## BEGIN STORED RECORDS

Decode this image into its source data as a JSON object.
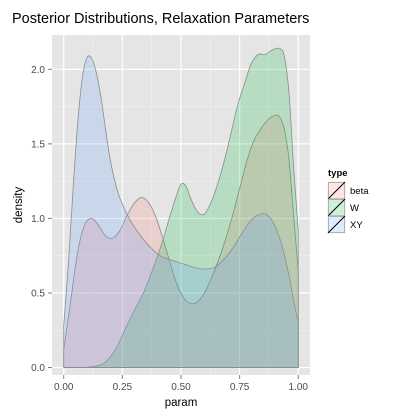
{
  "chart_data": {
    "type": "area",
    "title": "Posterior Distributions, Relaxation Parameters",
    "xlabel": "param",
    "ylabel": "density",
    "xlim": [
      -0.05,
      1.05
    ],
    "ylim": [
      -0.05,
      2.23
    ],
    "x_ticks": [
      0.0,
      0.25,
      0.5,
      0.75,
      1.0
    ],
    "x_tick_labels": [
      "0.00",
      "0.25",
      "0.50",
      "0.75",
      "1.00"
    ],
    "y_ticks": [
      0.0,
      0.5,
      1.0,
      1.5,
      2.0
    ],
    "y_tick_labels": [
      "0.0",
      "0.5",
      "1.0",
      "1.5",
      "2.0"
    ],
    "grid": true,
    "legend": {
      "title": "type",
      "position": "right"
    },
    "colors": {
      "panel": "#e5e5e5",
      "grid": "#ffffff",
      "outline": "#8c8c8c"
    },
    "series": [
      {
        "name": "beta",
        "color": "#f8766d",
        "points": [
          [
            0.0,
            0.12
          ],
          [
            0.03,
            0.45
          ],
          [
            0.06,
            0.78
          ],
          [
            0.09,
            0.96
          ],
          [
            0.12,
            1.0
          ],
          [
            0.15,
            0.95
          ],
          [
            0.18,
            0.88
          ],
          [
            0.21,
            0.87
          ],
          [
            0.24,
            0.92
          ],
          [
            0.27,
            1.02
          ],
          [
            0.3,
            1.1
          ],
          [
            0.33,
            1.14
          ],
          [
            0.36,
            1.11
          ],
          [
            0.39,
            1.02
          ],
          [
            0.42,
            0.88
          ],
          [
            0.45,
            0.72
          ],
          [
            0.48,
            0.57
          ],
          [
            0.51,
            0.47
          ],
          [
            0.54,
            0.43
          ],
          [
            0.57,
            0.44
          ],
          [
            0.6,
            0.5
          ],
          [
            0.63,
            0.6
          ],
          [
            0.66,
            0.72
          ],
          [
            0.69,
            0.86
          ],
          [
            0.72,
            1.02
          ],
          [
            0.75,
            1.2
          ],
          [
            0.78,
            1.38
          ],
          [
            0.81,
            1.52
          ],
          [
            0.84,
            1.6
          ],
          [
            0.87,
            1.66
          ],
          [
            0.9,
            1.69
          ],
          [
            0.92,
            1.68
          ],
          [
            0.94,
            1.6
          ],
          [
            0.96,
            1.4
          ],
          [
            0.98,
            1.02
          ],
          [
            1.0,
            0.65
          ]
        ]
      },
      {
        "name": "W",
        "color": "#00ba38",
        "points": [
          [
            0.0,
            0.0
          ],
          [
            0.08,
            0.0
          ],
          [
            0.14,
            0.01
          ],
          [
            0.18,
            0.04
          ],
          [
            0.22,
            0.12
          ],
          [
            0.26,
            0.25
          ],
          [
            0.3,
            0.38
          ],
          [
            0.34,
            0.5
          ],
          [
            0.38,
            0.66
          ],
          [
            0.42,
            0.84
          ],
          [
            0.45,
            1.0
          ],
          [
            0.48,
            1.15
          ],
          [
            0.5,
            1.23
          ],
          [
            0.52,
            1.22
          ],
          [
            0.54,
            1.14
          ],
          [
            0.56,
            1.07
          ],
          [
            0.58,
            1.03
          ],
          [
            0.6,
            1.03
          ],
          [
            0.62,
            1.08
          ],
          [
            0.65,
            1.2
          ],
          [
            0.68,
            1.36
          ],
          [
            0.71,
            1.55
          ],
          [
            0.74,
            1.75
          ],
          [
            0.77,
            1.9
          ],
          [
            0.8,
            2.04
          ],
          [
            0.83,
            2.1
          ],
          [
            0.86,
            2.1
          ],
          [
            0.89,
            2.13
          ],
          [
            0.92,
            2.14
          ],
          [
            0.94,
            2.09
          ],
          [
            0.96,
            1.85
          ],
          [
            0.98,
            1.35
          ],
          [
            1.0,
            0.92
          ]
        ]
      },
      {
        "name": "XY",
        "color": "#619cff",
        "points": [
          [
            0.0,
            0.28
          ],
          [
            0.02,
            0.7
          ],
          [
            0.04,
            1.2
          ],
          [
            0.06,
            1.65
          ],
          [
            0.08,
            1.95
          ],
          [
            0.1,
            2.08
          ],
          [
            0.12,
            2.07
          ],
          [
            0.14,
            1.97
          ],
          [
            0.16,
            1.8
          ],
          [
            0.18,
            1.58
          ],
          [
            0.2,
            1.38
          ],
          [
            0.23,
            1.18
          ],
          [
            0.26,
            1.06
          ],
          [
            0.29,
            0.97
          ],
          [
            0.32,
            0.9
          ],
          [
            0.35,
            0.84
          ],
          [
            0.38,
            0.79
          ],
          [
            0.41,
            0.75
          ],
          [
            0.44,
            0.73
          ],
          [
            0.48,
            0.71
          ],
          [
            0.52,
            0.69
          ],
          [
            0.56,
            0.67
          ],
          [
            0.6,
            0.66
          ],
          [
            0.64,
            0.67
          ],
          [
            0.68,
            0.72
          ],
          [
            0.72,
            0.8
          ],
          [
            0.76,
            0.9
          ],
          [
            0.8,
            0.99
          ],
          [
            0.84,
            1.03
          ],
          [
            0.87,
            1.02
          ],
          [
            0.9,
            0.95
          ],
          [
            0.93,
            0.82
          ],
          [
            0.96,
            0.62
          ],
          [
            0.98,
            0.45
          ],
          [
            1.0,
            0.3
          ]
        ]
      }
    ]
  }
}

## END STORED RECORDS

▶ _GIVEN REQUEST_
Of all the lines above, how many contain the word "title"? Give the number and nothing else.

▶ _CORRECT OUTPUT_
2